**Task directions:** Quote the listing in full, exactly as given, minus any pictures.

%%

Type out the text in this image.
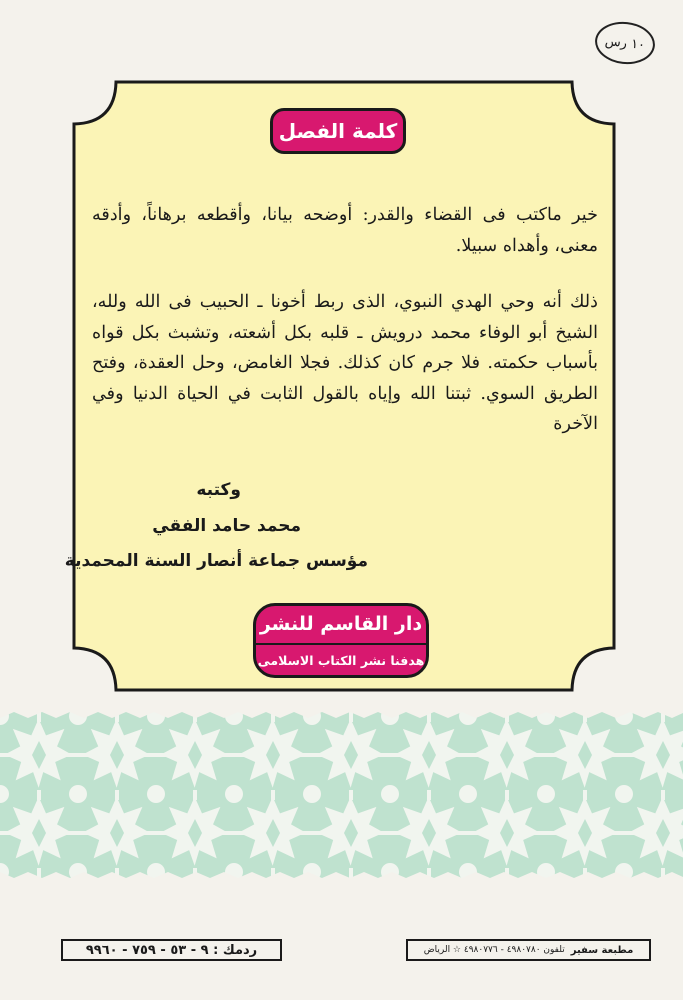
١٠ رس
كلمة الفصل

خير ماكتب فى القضاء والقدر: أوضحه بيانا، وأقطعه برهاناً، وأدقه معنى، وأهداه سبيلا.

ذلك أنه وحي الهدي النبوي، الذى ربط أخونا ـ الحبيب فى الله ولله، الشيخ أبو الوفاء محمد درويش ـ قلبه بكل أشعته، وتشبث بكل قواه بأسباب حكمته. فلا جرم كان كذلك. فجلا الغامض، وحل العقدة، وفتح الطريق السوي. ثبتنا الله وإياه بالقول الثابت في الحياة الدنيا وفي الآخرة

وكتبه
محمد حامد الفقي
مؤسس جماعة أنصار السنة المحمدية
دار القاسم للنشر
هدفنا نشر الكتاب الاسلامى
ردمك : ٩ - ٥٣ - ٧٥٩ - ٩٩٦٠	مطبعة سفير
تلفون ٤٩٨٠٧٨٠ - ٤٩٨٠٧٧٦ ☆ الرياض
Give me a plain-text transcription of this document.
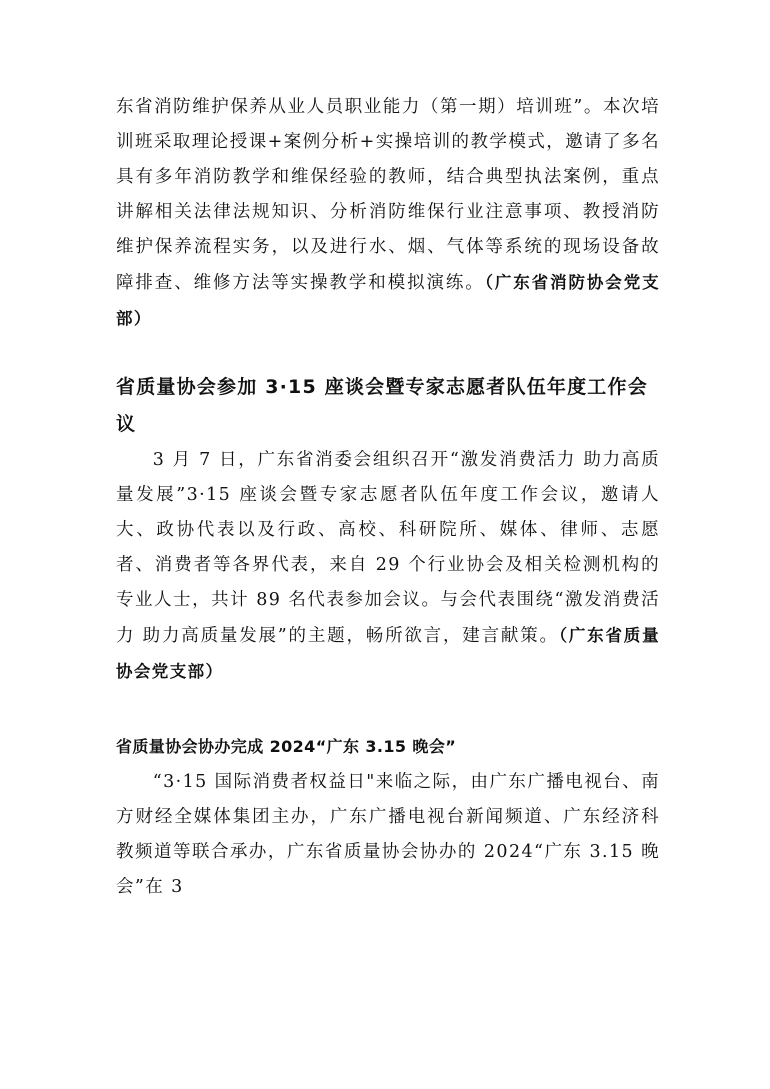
东省消防维护保养从业人员职业能力（第一期）培训班”。本次培训班采取理论授课+案例分析+实操培训的教学模式，邀请了多名具有多年消防教学和维保经验的教师，结合典型执法案例，重点讲解相关法律法规知识、分析消防维保行业注意事项、教授消防维护保养流程实务，以及进行水、烟、气体等系统的现场设备故障排查、维修方法等实操教学和模拟演练。（广东省消防协会党支部）

省质量协会参加 3·15 座谈会暨专家志愿者队伍年度工作会议

3 月 7 日，广东省消委会组织召开“激发消费活力 助力高质量发展”3·15 座谈会暨专家志愿者队伍年度工作会议，邀请人大、政协代表以及行政、高校、科研院所、媒体、律师、志愿者、消费者等各界代表，来自 29 个行业协会及相关检测机构的专业人士，共计 89 名代表参加会议。与会代表围绕“激发消费活力 助力高质量发展”的主题，畅所欲言，建言献策。（广东省质量协会党支部）

省质量协会协办完成 2024“广东 3.15 晚会”

“3·15 国际消费者权益日"来临之际，由广东广播电视台、南方财经全媒体集团主办，广东广播电视台新闻频道、广东经济科教频道等联合承办，广东省质量协会协办的 2024“广东 3.15 晚会”在 3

%%

**Task response:**
Type out the text in this image.
١٠ رس
كلمة الفصل

خير ماكتب فى القضاء والقدر: أوضحه بيانا، وأقطعه برهاناً، وأدقه معنى، وأهداه سبيلا.

ذلك أنه وحي الهدي النبوي، الذى ربط أخونا ـ الحبيب فى الله ولله، الشيخ أبو الوفاء محمد درويش ـ قلبه بكل أشعته، وتشبث بكل قواه بأسباب حكمته. فلا جرم كان كذلك. فجلا الغامض، وحل العقدة، وفتح الطريق السوي. ثبتنا الله وإياه بالقول الثابت في الحياة الدنيا وفي الآخرة

وكتبه
محمد حامد الفقي
مؤسس جماعة أنصار السنة المحمدية
دار القاسم للنشر
هدفنا نشر الكتاب الاسلامى
ردمك : ٩ - ٥٣ - ٧٥٩ - ٩٩٦٠	مطبعة سفير
تلفون ٤٩٨٠٧٨٠ - ٤٩٨٠٧٧٦ ☆ الرياض
Give me a plain-text transcription of this document.
东省消防维护保养从业人员职业能力（第一期）培训班”。本次培训班采取理论授课+案例分析+实操培训的教学模式，邀请了多名具有多年消防教学和维保经验的教师，结合典型执法案例，重点讲解相关法律法规知识、分析消防维保行业注意事项、教授消防维护保养流程实务，以及进行水、烟、气体等系统的现场设备故障排查、维修方法等实操教学和模拟演练。（广东省消防协会党支部）

省质量协会参加 3·15 座谈会暨专家志愿者队伍年度工作会议

3 月 7 日，广东省消委会组织召开“激发消费活力 助力高质量发展”3·15 座谈会暨专家志愿者队伍年度工作会议，邀请人大、政协代表以及行政、高校、科研院所、媒体、律师、志愿者、消费者等各界代表，来自 29 个行业协会及相关检测机构的专业人士，共计 89 名代表参加会议。与会代表围绕“激发消费活力 助力高质量发展”的主题，畅所欲言，建言献策。（广东省质量协会党支部）

省质量协会协办完成 2024“广东 3.15 晚会”

“3·15 国际消费者权益日"来临之际，由广东广播电视台、南方财经全媒体集团主办，广东广播电视台新闻频道、广东经济科教频道等联合承办，广东省质量协会协办的 2024“广东 3.15 晚会”在 3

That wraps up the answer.